◆ **Direction**
Each entry must be reproduced precisely as it stands.

Items listed in a dataset
-.-.-
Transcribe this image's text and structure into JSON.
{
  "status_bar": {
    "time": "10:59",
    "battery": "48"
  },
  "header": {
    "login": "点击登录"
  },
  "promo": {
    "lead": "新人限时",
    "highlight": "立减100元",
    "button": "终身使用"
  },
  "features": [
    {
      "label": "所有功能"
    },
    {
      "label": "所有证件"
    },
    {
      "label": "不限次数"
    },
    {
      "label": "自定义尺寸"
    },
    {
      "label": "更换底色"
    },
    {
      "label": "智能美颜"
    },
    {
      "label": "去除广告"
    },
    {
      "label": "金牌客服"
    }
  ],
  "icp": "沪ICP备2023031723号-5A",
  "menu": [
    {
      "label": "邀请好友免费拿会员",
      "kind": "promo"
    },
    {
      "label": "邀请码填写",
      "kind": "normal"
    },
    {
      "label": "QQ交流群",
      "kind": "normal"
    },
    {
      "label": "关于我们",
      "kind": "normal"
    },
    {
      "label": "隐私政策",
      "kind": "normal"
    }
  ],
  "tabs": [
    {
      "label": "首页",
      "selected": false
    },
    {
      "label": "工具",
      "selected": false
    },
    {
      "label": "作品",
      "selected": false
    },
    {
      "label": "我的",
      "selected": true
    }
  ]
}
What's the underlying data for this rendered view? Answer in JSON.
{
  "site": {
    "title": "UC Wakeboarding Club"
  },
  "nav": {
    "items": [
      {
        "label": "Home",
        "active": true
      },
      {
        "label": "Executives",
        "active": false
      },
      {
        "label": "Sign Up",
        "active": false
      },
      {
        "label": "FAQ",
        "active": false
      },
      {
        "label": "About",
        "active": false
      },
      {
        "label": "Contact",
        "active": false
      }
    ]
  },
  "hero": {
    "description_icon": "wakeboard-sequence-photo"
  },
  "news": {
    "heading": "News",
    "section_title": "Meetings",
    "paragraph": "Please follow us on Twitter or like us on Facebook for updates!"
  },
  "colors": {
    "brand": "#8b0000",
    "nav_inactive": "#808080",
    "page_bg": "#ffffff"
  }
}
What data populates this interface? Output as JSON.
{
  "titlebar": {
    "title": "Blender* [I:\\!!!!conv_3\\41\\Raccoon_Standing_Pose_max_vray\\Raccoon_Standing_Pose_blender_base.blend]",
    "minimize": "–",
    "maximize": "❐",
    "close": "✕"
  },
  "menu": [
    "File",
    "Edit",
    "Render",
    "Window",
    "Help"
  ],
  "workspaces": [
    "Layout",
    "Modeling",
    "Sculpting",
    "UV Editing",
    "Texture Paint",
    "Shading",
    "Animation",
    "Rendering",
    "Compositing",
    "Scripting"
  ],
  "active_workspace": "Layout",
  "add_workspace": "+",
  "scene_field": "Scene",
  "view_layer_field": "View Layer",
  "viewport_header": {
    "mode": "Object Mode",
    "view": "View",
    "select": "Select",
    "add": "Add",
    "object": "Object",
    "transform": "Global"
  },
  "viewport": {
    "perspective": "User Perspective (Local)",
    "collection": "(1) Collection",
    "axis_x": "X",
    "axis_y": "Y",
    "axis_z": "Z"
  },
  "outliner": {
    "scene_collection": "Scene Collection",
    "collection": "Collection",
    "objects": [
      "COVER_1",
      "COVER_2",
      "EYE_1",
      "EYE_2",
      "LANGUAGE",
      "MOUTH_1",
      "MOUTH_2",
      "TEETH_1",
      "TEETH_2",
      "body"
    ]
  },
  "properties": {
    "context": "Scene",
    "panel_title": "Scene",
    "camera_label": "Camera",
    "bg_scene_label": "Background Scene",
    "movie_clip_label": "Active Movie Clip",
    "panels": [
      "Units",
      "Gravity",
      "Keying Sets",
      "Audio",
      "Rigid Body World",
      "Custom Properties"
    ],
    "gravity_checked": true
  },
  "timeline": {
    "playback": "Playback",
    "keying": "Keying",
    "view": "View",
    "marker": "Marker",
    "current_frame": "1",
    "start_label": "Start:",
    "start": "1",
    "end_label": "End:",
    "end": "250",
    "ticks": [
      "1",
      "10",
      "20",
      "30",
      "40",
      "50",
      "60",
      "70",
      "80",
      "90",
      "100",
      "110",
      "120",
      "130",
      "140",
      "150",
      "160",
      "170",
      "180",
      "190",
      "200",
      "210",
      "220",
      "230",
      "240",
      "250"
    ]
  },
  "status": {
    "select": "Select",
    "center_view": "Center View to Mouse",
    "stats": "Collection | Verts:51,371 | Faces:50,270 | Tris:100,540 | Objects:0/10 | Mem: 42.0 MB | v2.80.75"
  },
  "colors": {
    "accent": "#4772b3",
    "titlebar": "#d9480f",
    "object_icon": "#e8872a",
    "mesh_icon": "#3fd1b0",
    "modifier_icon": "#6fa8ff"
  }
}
-.-.-
◆ **Result below**
Transcribe this image's text and structure into JSON.
{
  "status_bar": {
    "time": "10:59",
    "battery": "48"
  },
  "header": {
    "login": "点击登录"
  },
  "promo": {
    "lead": "新人限时",
    "highlight": "立减100元",
    "button": "终身使用"
  },
  "features": [
    {
      "label": "所有功能"
    },
    {
      "label": "所有证件"
    },
    {
      "label": "不限次数"
    },
    {
      "label": "自定义尺寸"
    },
    {
      "label": "更换底色"
    },
    {
      "label": "智能美颜"
    },
    {
      "label": "去除广告"
    },
    {
      "label": "金牌客服"
    }
  ],
  "icp": "沪ICP备2023031723号-5A",
  "menu": [
    {
      "label": "邀请好友免费拿会员",
      "kind": "promo"
    },
    {
      "label": "邀请码填写",
      "kind": "normal"
    },
    {
      "label": "QQ交流群",
      "kind": "normal"
    },
    {
      "label": "关于我们",
      "kind": "normal"
    },
    {
      "label": "隐私政策",
      "kind": "normal"
    }
  ],
  "tabs": [
    {
      "label": "首页",
      "selected": false
    },
    {
      "label": "工具",
      "selected": false
    },
    {
      "label": "作品",
      "selected": false
    },
    {
      "label": "我的",
      "selected": true
    }
  ]
}
What's the underlying data for this rendered view? Answer in JSON.
{
  "site": {
    "title": "UC Wakeboarding Club"
  },
  "nav": {
    "items": [
      {
        "label": "Home",
        "active": true
      },
      {
        "label": "Executives",
        "active": false
      },
      {
        "label": "Sign Up",
        "active": false
      },
      {
        "label": "FAQ",
        "active": false
      },
      {
        "label": "About",
        "active": false
      },
      {
        "label": "Contact",
        "active": false
      }
    ]
  },
  "hero": {
    "description_icon": "wakeboard-sequence-photo"
  },
  "news": {
    "heading": "News",
    "section_title": "Meetings",
    "paragraph": "Please follow us on Twitter or like us on Facebook for updates!"
  },
  "colors": {
    "brand": "#8b0000",
    "nav_inactive": "#808080",
    "page_bg": "#ffffff"
  }
}
What data populates this interface? Output as JSON.
{
  "titlebar": {
    "title": "Blender* [I:\\!!!!conv_3\\41\\Raccoon_Standing_Pose_max_vray\\Raccoon_Standing_Pose_blender_base.blend]",
    "minimize": "–",
    "maximize": "❐",
    "close": "✕"
  },
  "menu": [
    "File",
    "Edit",
    "Render",
    "Window",
    "Help"
  ],
  "workspaces": [
    "Layout",
    "Modeling",
    "Sculpting",
    "UV Editing",
    "Texture Paint",
    "Shading",
    "Animation",
    "Rendering",
    "Compositing",
    "Scripting"
  ],
  "active_workspace": "Layout",
  "add_workspace": "+",
  "scene_field": "Scene",
  "view_layer_field": "View Layer",
  "viewport_header": {
    "mode": "Object Mode",
    "view": "View",
    "select": "Select",
    "add": "Add",
    "object": "Object",
    "transform": "Global"
  },
  "viewport": {
    "perspective": "User Perspective (Local)",
    "collection": "(1) Collection",
    "axis_x": "X",
    "axis_y": "Y",
    "axis_z": "Z"
  },
  "outliner": {
    "scene_collection": "Scene Collection",
    "collection": "Collection",
    "objects": [
      "COVER_1",
      "COVER_2",
      "EYE_1",
      "EYE_2",
      "LANGUAGE",
      "MOUTH_1",
      "MOUTH_2",
      "TEETH_1",
      "TEETH_2",
      "body"
    ]
  },
  "properties": {
    "context": "Scene",
    "panel_title": "Scene",
    "camera_label": "Camera",
    "bg_scene_label": "Background Scene",
    "movie_clip_label": "Active Movie Clip",
    "panels": [
      "Units",
      "Gravity",
      "Keying Sets",
      "Audio",
      "Rigid Body World",
      "Custom Properties"
    ],
    "gravity_checked": true
  },
  "timeline": {
    "playback": "Playback",
    "keying": "Keying",
    "view": "View",
    "marker": "Marker",
    "current_frame": "1",
    "start_label": "Start:",
    "start": "1",
    "end_label": "End:",
    "end": "250",
    "ticks": [
      "1",
      "10",
      "20",
      "30",
      "40",
      "50",
      "60",
      "70",
      "80",
      "90",
      "100",
      "110",
      "120",
      "130",
      "140",
      "150",
      "160",
      "170",
      "180",
      "190",
      "200",
      "210",
      "220",
      "230",
      "240",
      "250"
    ]
  },
  "status": {
    "select": "Select",
    "center_view": "Center View to Mouse",
    "stats": "Collection | Verts:51,371 | Faces:50,270 | Tris:100,540 | Objects:0/10 | Mem: 42.0 MB | v2.80.75"
  },
  "colors": {
    "accent": "#4772b3",
    "titlebar": "#d9480f",
    "object_icon": "#e8872a",
    "mesh_icon": "#3fd1b0",
    "modifier_icon": "#6fa8ff"
  }
}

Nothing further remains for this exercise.